§ **Task details**
Look for the line with "Extract all readable text from this page." in the entries below, then extract that line and all lines after it exactly, with pictures left out.

§ **Data rows**
§ §
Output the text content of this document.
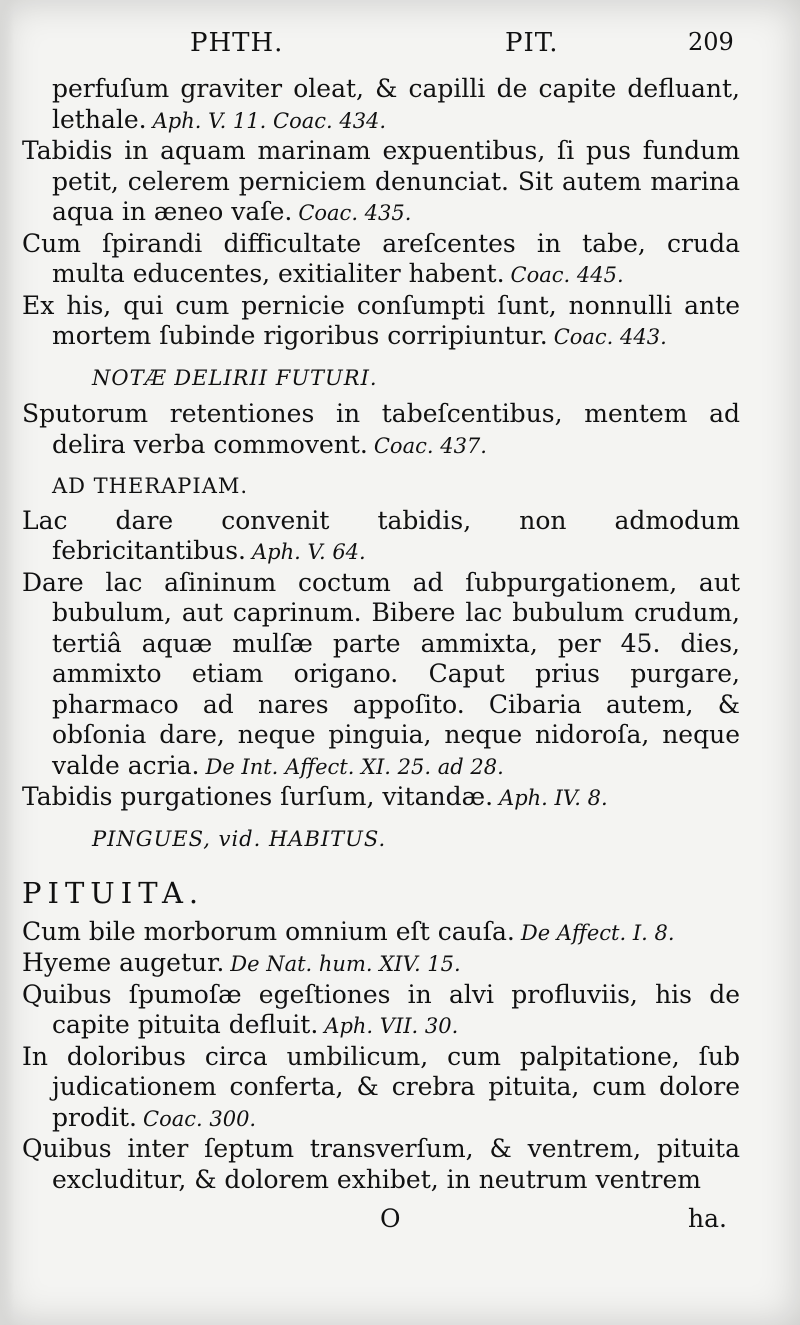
PHTH.	PIT.	209

perfuſum graviter oleat, & capilli de capite defluant, lethale. Aph. V. 11. Coac. 434.

Tabidis in aquam marinam expuentibus, ſi pus fundum petit, celerem perniciem denunciat. Sit autem marina aqua in æneo vaſe. Coac. 435.

Cum ſpirandi difficultate areſcentes in tabe, cruda multa educentes, exitialiter habent. Coac. 445.

Ex his, qui cum pernicie conſumpti ſunt, nonnulli ante mortem ſubinde rigoribus corripiuntur. Coac. 443.

NOTÆ DELIRII FUTURI.

Sputorum retentiones in tabeſcentibus, mentem ad delira verba commovent. Coac. 437.

AD THERAPIAM.

Lac dare convenit tabidis, non admodum febricitantibus. Aph. V. 64.

Dare lac aſininum coctum ad ſubpurgationem, aut bubulum, aut caprinum. Bibere lac bubulum crudum, tertiâ aquæ mulſæ parte ammixta, per 45. dies, ammixto etiam origano. Caput prius purgare, pharmaco ad nares appoſito. Cibaria autem, & obſonia dare, neque pinguia, neque nidoroſa, neque valde acria. De Int. Affect. XI. 25. ad 28.

Tabidis purgationes ſurſum, vitandæ. Aph. IV. 8.

PINGUES, vid. HABITUS.
PITUITA.

Cum bile morborum omnium eſt cauſa. De Affect. I. 8.

Hyeme augetur. De Nat. hum. XIV. 15.

Quibus ſpumoſæ egeſtiones in alvi profluviis, his de capite pituita defluit. Aph. VII. 30.

In doloribus circa umbilicum, cum palpitatione, ſub judicationem conferta, & crebra pituita, cum dolore prodit. Coac. 300.

Quibus inter ſeptum transverſum, & ventrem, pituita excluditur, & dolorem exhibet, in neutrum ventrem

O	ha.
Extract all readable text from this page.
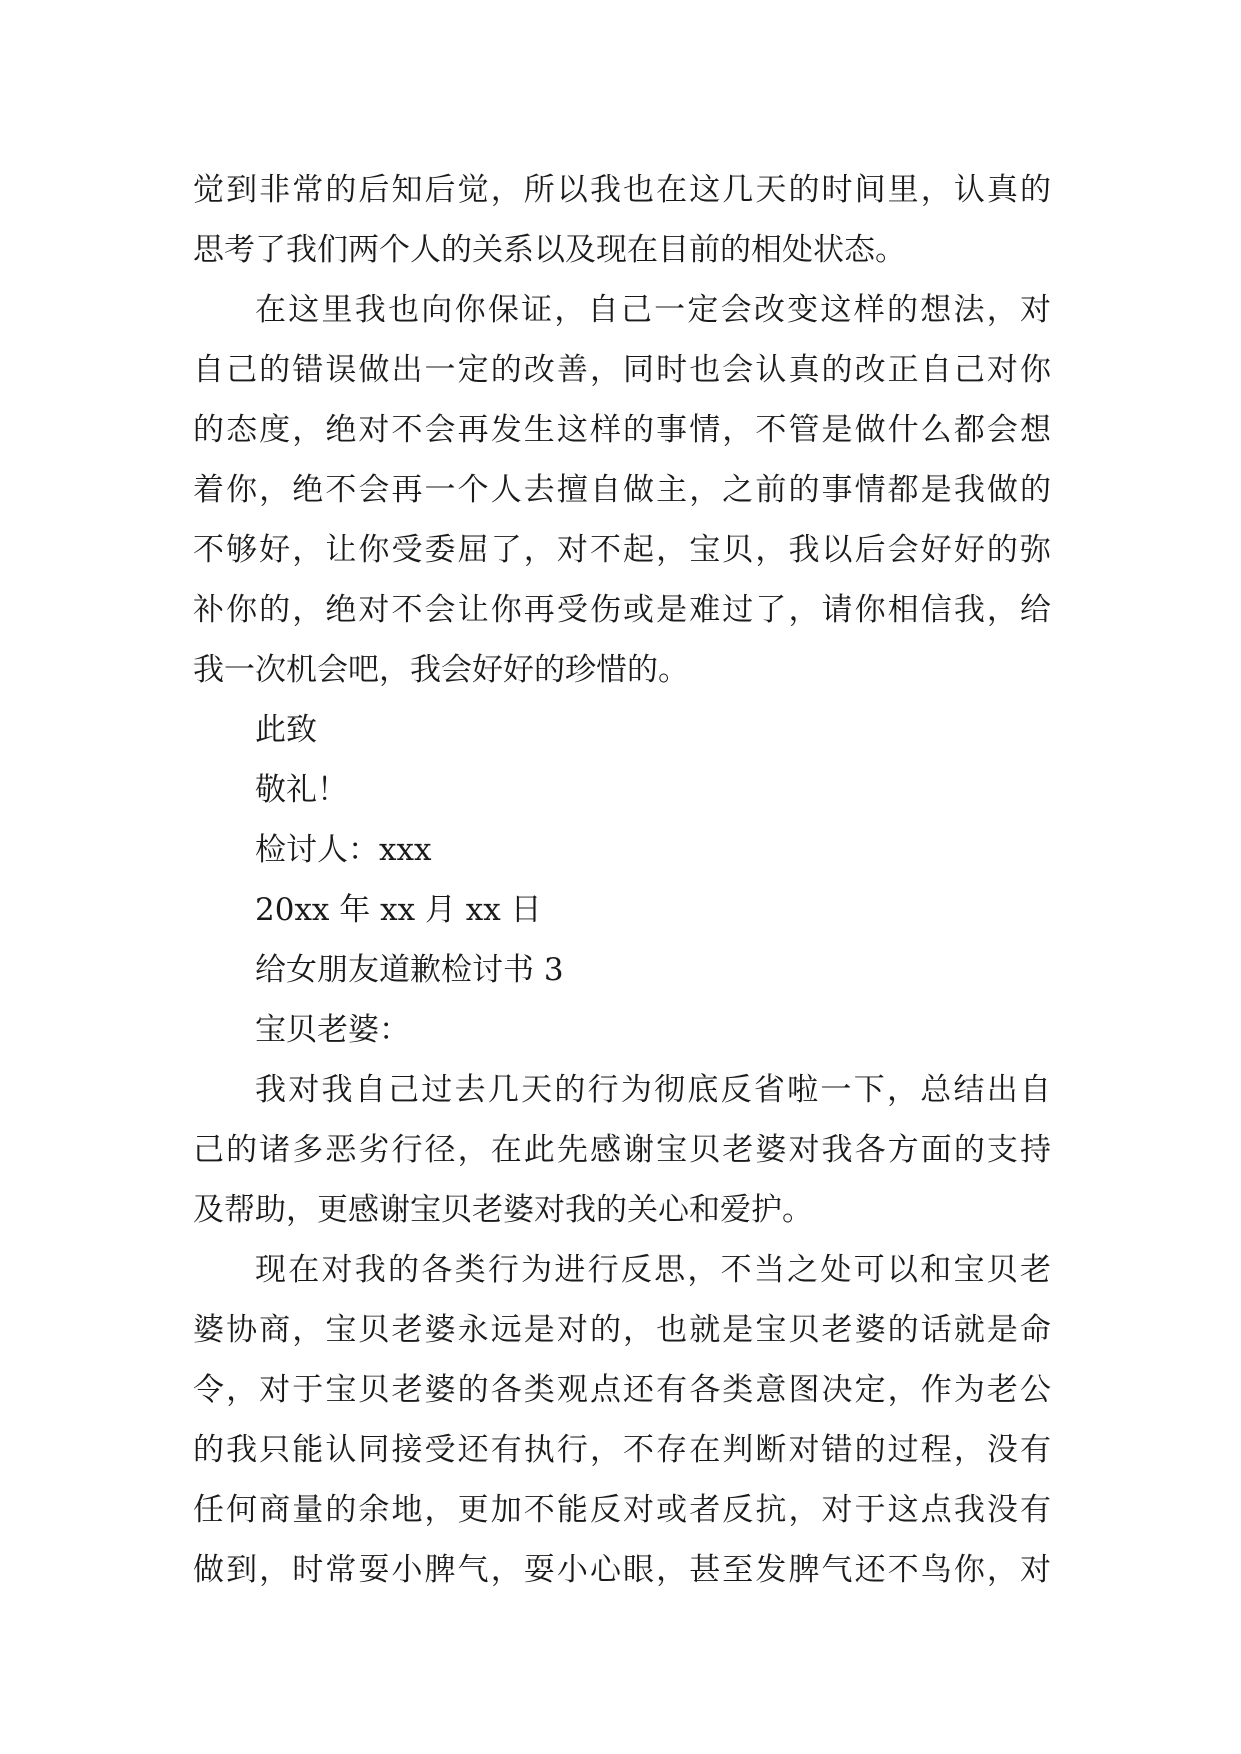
觉到非常的后知后觉，所以我也在这几天的时间里，认真的
思考了我们两个人的关系以及现在目前的相处状态。
在这里我也向你保证，自己一定会改变这样的想法，对
自己的错误做出一定的改善，同时也会认真的改正自己对你
的态度，绝对不会再发生这样的事情，不管是做什么都会想
着你，绝不会再一个人去擅自做主，之前的事情都是我做的
不够好，让你受委屈了，对不起，宝贝，我以后会好好的弥
补你的，绝对不会让你再受伤或是难过了，请你相信我，给
我一次机会吧，我会好好的珍惜的。
此致
敬礼！
检讨人：xxx
20xx 年 xx 月 xx 日
给女朋友道歉检讨书 3
宝贝老婆：
我对我自己过去几天的行为彻底反省啦一下，总结出自
己的诸多恶劣行径，在此先感谢宝贝老婆对我各方面的支持
及帮助，更感谢宝贝老婆对我的关心和爱护。
现在对我的各类行为进行反思，不当之处可以和宝贝老
婆协商，宝贝老婆永远是对的，也就是宝贝老婆的话就是命
令，对于宝贝老婆的各类观点还有各类意图决定，作为老公
的我只能认同接受还有执行，不存在判断对错的过程，没有
任何商量的余地，更加不能反对或者反抗，对于这点我没有
做到，时常耍小脾气，耍小心眼，甚至发脾气还不鸟你，对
§ §
§ **Completed task**
Extract all readable text from this page.
觉到非常的后知后觉，所以我也在这几天的时间里，认真的
思考了我们两个人的关系以及现在目前的相处状态。
在这里我也向你保证，自己一定会改变这样的想法，对
自己的错误做出一定的改善，同时也会认真的改正自己对你
的态度，绝对不会再发生这样的事情，不管是做什么都会想
着你，绝不会再一个人去擅自做主，之前的事情都是我做的
不够好，让你受委屈了，对不起，宝贝，我以后会好好的弥
补你的，绝对不会让你再受伤或是难过了，请你相信我，给
我一次机会吧，我会好好的珍惜的。
此致
敬礼！
检讨人：xxx
20xx 年 xx 月 xx 日
给女朋友道歉检讨书 3
宝贝老婆：
我对我自己过去几天的行为彻底反省啦一下，总结出自
己的诸多恶劣行径，在此先感谢宝贝老婆对我各方面的支持
及帮助，更感谢宝贝老婆对我的关心和爱护。
现在对我的各类行为进行反思，不当之处可以和宝贝老
婆协商，宝贝老婆永远是对的，也就是宝贝老婆的话就是命
令，对于宝贝老婆的各类观点还有各类意图决定，作为老公
的我只能认同接受还有执行，不存在判断对错的过程，没有
任何商量的余地，更加不能反对或者反抗，对于这点我没有
做到，时常耍小脾气，耍小心眼，甚至发脾气还不鸟你，对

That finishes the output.